• Exercise goal
All entries should be output exactly as they stand.

─── Dataset excerpts

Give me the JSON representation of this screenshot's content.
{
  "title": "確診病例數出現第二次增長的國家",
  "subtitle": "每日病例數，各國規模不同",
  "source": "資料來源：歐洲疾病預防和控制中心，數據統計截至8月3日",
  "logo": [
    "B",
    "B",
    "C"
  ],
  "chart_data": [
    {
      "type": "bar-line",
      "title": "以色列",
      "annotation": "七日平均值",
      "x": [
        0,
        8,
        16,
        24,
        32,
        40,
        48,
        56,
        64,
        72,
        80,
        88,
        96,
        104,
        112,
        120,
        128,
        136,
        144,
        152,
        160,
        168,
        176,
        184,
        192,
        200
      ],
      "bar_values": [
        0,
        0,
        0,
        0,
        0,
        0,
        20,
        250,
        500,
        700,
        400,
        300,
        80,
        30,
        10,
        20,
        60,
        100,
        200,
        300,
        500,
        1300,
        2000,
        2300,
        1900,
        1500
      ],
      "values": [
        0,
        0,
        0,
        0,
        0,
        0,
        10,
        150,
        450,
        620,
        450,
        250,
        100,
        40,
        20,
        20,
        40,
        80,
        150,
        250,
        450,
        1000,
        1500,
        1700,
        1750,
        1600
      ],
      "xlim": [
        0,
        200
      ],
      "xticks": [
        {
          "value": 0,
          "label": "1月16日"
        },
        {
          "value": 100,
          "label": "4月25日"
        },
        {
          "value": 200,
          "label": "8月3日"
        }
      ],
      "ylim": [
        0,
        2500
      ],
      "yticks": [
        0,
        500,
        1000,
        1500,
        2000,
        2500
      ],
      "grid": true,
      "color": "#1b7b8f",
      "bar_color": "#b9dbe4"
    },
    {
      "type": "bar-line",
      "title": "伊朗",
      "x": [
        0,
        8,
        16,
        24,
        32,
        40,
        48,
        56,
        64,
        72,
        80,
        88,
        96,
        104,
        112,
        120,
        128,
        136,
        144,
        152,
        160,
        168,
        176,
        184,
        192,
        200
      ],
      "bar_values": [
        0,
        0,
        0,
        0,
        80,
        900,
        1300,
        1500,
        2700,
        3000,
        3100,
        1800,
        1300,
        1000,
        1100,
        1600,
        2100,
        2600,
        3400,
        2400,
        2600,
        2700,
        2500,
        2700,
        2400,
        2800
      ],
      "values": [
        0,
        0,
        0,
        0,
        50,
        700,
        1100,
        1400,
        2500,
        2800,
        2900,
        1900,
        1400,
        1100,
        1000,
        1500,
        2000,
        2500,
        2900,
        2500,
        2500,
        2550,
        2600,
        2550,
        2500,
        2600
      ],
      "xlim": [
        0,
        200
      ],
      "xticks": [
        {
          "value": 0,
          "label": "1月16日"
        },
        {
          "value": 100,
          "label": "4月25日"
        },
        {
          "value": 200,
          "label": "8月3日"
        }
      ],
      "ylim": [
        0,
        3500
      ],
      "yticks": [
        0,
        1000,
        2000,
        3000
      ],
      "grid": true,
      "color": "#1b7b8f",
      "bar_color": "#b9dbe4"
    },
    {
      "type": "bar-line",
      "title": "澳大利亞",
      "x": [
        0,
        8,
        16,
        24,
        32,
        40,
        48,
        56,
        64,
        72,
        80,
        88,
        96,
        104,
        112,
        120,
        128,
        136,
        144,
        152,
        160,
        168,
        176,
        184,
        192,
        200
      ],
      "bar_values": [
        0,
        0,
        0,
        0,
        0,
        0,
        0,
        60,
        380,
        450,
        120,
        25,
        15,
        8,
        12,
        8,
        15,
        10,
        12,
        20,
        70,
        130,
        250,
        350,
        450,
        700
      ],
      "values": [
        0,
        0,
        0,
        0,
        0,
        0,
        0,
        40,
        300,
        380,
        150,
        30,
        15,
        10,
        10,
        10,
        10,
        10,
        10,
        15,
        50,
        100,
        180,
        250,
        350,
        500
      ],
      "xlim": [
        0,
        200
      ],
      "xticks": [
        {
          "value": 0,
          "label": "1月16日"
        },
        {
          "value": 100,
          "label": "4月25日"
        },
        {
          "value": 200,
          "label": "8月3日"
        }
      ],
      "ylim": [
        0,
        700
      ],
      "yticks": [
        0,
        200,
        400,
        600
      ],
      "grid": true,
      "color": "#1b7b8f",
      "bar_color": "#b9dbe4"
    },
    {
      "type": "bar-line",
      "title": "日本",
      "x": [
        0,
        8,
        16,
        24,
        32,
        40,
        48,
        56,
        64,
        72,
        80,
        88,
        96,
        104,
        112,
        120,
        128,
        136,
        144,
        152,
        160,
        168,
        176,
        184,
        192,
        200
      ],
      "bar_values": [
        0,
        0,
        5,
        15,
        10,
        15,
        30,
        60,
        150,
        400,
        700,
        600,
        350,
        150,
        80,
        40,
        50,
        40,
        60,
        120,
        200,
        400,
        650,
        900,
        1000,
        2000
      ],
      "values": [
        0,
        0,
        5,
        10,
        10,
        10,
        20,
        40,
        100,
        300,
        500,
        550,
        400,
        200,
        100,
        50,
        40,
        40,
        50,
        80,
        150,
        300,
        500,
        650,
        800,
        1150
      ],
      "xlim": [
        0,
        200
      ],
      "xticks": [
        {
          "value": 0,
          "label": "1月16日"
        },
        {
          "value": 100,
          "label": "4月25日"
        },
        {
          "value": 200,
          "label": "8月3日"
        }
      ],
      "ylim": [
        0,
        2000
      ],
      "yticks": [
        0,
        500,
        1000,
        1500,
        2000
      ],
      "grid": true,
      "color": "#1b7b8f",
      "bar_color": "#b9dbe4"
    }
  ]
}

──────

• Solution to this exercise
Give me the JSON representation of this screenshot's content.
{
  "title": "確診病例數出現第二次增長的國家",
  "subtitle": "每日病例數，各國規模不同",
  "source": "資料來源：歐洲疾病預防和控制中心，數據統計截至8月3日",
  "logo": [
    "B",
    "B",
    "C"
  ],
  "chart_data": [
    {
      "type": "bar-line",
      "title": "以色列",
      "annotation": "七日平均值",
      "x": [
        0,
        8,
        16,
        24,
        32,
        40,
        48,
        56,
        64,
        72,
        80,
        88,
        96,
        104,
        112,
        120,
        128,
        136,
        144,
        152,
        160,
        168,
        176,
        184,
        192,
        200
      ],
      "bar_values": [
        0,
        0,
        0,
        0,
        0,
        0,
        20,
        250,
        500,
        700,
        400,
        300,
        80,
        30,
        10,
        20,
        60,
        100,
        200,
        300,
        500,
        1300,
        2000,
        2300,
        1900,
        1500
      ],
      "values": [
        0,
        0,
        0,
        0,
        0,
        0,
        10,
        150,
        450,
        620,
        450,
        250,
        100,
        40,
        20,
        20,
        40,
        80,
        150,
        250,
        450,
        1000,
        1500,
        1700,
        1750,
        1600
      ],
      "xlim": [
        0,
        200
      ],
      "xticks": [
        {
          "value": 0,
          "label": "1月16日"
        },
        {
          "value": 100,
          "label": "4月25日"
        },
        {
          "value": 200,
          "label": "8月3日"
        }
      ],
      "ylim": [
        0,
        2500
      ],
      "yticks": [
        0,
        500,
        1000,
        1500,
        2000,
        2500
      ],
      "grid": true,
      "color": "#1b7b8f",
      "bar_color": "#b9dbe4"
    },
    {
      "type": "bar-line",
      "title": "伊朗",
      "x": [
        0,
        8,
        16,
        24,
        32,
        40,
        48,
        56,
        64,
        72,
        80,
        88,
        96,
        104,
        112,
        120,
        128,
        136,
        144,
        152,
        160,
        168,
        176,
        184,
        192,
        200
      ],
      "bar_values": [
        0,
        0,
        0,
        0,
        80,
        900,
        1300,
        1500,
        2700,
        3000,
        3100,
        1800,
        1300,
        1000,
        1100,
        1600,
        2100,
        2600,
        3400,
        2400,
        2600,
        2700,
        2500,
        2700,
        2400,
        2800
      ],
      "values": [
        0,
        0,
        0,
        0,
        50,
        700,
        1100,
        1400,
        2500,
        2800,
        2900,
        1900,
        1400,
        1100,
        1000,
        1500,
        2000,
        2500,
        2900,
        2500,
        2500,
        2550,
        2600,
        2550,
        2500,
        2600
      ],
      "xlim": [
        0,
        200
      ],
      "xticks": [
        {
          "value": 0,
          "label": "1月16日"
        },
        {
          "value": 100,
          "label": "4月25日"
        },
        {
          "value": 200,
          "label": "8月3日"
        }
      ],
      "ylim": [
        0,
        3500
      ],
      "yticks": [
        0,
        1000,
        2000,
        3000
      ],
      "grid": true,
      "color": "#1b7b8f",
      "bar_color": "#b9dbe4"
    },
    {
      "type": "bar-line",
      "title": "澳大利亞",
      "x": [
        0,
        8,
        16,
        24,
        32,
        40,
        48,
        56,
        64,
        72,
        80,
        88,
        96,
        104,
        112,
        120,
        128,
        136,
        144,
        152,
        160,
        168,
        176,
        184,
        192,
        200
      ],
      "bar_values": [
        0,
        0,
        0,
        0,
        0,
        0,
        0,
        60,
        380,
        450,
        120,
        25,
        15,
        8,
        12,
        8,
        15,
        10,
        12,
        20,
        70,
        130,
        250,
        350,
        450,
        700
      ],
      "values": [
        0,
        0,
        0,
        0,
        0,
        0,
        0,
        40,
        300,
        380,
        150,
        30,
        15,
        10,
        10,
        10,
        10,
        10,
        10,
        15,
        50,
        100,
        180,
        250,
        350,
        500
      ],
      "xlim": [
        0,
        200
      ],
      "xticks": [
        {
          "value": 0,
          "label": "1月16日"
        },
        {
          "value": 100,
          "label": "4月25日"
        },
        {
          "value": 200,
          "label": "8月3日"
        }
      ],
      "ylim": [
        0,
        700
      ],
      "yticks": [
        0,
        200,
        400,
        600
      ],
      "grid": true,
      "color": "#1b7b8f",
      "bar_color": "#b9dbe4"
    },
    {
      "type": "bar-line",
      "title": "日本",
      "x": [
        0,
        8,
        16,
        24,
        32,
        40,
        48,
        56,
        64,
        72,
        80,
        88,
        96,
        104,
        112,
        120,
        128,
        136,
        144,
        152,
        160,
        168,
        176,
        184,
        192,
        200
      ],
      "bar_values": [
        0,
        0,
        5,
        15,
        10,
        15,
        30,
        60,
        150,
        400,
        700,
        600,
        350,
        150,
        80,
        40,
        50,
        40,
        60,
        120,
        200,
        400,
        650,
        900,
        1000,
        2000
      ],
      "values": [
        0,
        0,
        5,
        10,
        10,
        10,
        20,
        40,
        100,
        300,
        500,
        550,
        400,
        200,
        100,
        50,
        40,
        40,
        50,
        80,
        150,
        300,
        500,
        650,
        800,
        1150
      ],
      "xlim": [
        0,
        200
      ],
      "xticks": [
        {
          "value": 0,
          "label": "1月16日"
        },
        {
          "value": 100,
          "label": "4月25日"
        },
        {
          "value": 200,
          "label": "8月3日"
        }
      ],
      "ylim": [
        0,
        2000
      ],
      "yticks": [
        0,
        500,
        1000,
        1500,
        2000
      ],
      "grid": true,
      "color": "#1b7b8f",
      "bar_color": "#b9dbe4"
    }
  ]
}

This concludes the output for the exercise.